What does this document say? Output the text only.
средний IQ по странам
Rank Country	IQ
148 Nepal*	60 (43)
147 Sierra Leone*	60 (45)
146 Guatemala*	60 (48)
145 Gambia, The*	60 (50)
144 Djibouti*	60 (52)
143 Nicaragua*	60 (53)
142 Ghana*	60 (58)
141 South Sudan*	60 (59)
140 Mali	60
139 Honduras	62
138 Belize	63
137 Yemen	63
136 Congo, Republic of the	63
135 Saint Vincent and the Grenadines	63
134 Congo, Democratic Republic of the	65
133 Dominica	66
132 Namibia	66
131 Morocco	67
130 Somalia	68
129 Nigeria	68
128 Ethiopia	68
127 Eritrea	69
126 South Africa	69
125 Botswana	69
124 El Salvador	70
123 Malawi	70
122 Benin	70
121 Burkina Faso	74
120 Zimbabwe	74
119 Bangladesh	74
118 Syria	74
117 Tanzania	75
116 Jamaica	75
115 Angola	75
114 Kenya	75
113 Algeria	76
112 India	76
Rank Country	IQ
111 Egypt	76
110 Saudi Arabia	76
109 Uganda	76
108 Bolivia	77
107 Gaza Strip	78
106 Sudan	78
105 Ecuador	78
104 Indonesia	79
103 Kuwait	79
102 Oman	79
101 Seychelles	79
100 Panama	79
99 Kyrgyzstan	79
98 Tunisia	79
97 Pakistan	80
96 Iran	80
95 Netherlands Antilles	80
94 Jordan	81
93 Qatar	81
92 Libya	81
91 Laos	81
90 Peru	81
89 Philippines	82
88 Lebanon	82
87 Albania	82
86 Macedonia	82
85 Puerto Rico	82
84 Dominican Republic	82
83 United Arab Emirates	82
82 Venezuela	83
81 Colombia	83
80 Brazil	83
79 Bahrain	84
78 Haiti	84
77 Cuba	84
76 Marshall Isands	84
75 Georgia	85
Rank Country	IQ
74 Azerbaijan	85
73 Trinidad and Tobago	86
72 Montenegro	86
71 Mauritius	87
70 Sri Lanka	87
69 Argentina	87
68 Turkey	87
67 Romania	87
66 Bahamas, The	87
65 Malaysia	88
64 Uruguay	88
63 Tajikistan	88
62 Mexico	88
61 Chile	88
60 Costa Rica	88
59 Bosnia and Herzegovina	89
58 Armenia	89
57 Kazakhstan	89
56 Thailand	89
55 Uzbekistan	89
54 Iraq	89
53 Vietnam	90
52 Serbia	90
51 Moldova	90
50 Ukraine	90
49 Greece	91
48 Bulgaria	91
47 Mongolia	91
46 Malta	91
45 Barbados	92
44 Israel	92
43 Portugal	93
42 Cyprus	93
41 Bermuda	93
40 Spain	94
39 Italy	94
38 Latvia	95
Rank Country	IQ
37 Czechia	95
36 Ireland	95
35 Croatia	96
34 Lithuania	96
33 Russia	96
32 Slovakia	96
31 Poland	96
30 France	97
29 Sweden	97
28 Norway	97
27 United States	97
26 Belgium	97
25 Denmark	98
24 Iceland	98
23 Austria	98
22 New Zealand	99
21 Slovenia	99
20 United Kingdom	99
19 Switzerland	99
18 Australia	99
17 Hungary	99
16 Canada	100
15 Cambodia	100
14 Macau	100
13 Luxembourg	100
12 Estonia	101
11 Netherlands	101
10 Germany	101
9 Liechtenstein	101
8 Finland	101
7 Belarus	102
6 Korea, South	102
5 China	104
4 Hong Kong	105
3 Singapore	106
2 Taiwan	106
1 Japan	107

Exercise description: Write out every line of the listing that holds the word "South".

Expected answer:
141 South Sudan*	60 (59)
126 South Africa	69
6 Korea, South	102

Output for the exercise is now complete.